## TASK INSTRUCTIONS
Select, from the data, each line where "Радуга" occurs.
— Start MATERIAL FOR THIS EXERCISE —
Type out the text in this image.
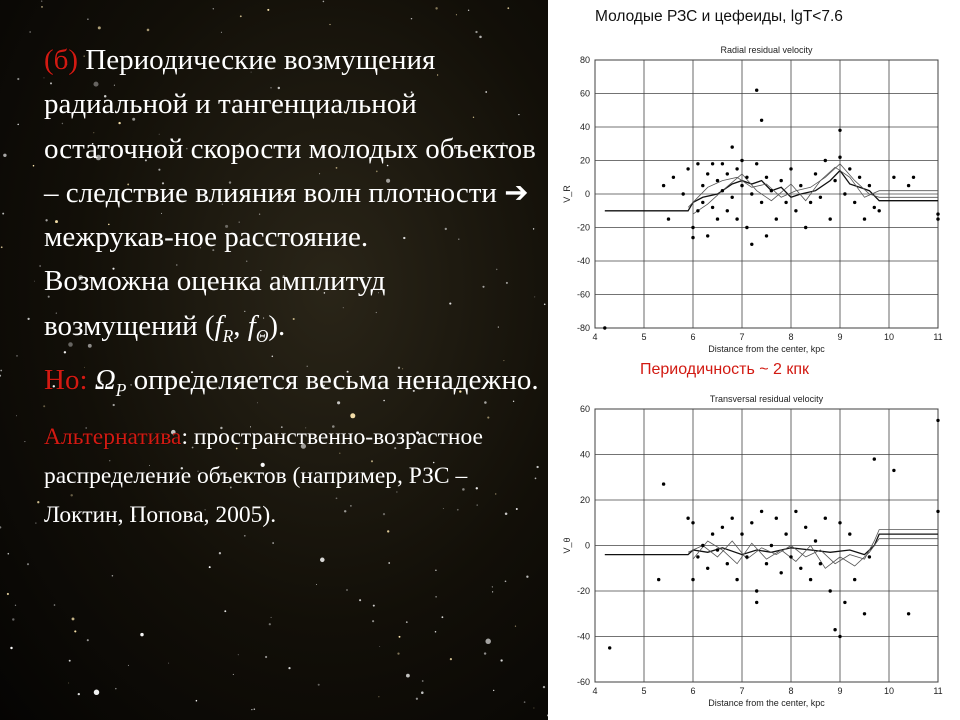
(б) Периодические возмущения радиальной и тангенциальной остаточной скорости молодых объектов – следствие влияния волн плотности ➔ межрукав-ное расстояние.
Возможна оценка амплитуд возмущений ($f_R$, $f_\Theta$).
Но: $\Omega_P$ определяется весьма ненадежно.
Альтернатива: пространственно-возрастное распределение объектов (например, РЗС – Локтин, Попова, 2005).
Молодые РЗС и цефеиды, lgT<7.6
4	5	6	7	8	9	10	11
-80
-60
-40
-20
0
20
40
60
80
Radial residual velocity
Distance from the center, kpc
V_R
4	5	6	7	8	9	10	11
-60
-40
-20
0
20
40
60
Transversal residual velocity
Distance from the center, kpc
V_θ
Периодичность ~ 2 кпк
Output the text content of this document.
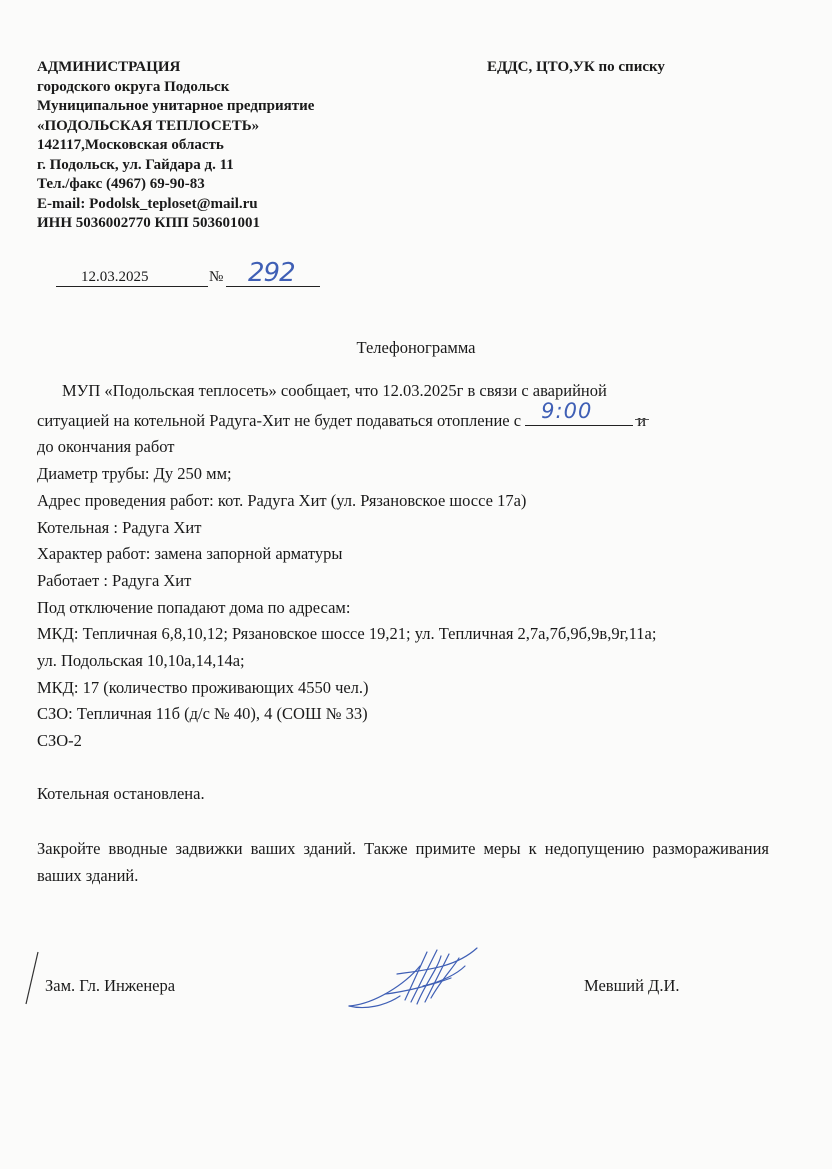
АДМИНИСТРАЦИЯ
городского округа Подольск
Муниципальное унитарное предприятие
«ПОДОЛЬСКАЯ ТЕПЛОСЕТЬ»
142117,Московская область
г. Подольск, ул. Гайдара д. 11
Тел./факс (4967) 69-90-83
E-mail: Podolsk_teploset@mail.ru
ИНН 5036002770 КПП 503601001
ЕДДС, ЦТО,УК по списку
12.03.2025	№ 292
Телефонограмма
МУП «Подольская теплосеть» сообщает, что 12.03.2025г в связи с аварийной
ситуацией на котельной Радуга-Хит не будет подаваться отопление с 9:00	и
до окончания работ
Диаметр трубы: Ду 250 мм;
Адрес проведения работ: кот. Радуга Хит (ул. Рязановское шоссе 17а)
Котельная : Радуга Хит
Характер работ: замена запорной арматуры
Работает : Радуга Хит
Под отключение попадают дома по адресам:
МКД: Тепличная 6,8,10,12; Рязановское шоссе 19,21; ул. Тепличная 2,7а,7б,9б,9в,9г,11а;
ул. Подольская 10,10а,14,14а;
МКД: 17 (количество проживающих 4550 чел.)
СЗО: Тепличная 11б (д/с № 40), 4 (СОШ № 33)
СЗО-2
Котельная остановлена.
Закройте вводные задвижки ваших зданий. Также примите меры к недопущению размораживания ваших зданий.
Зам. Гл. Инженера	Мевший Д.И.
— End MATERIAL FOR THIS EXERCISE —
## TASK RESULT
ситуацией на котельной Радуга-Хит не будет подаваться отопление с 9:00	и
Адрес проведения работ: кот. Радуга Хит (ул. Рязановское шоссе 17а)
Котельная : Радуга Хит
Работает : Радуга Хит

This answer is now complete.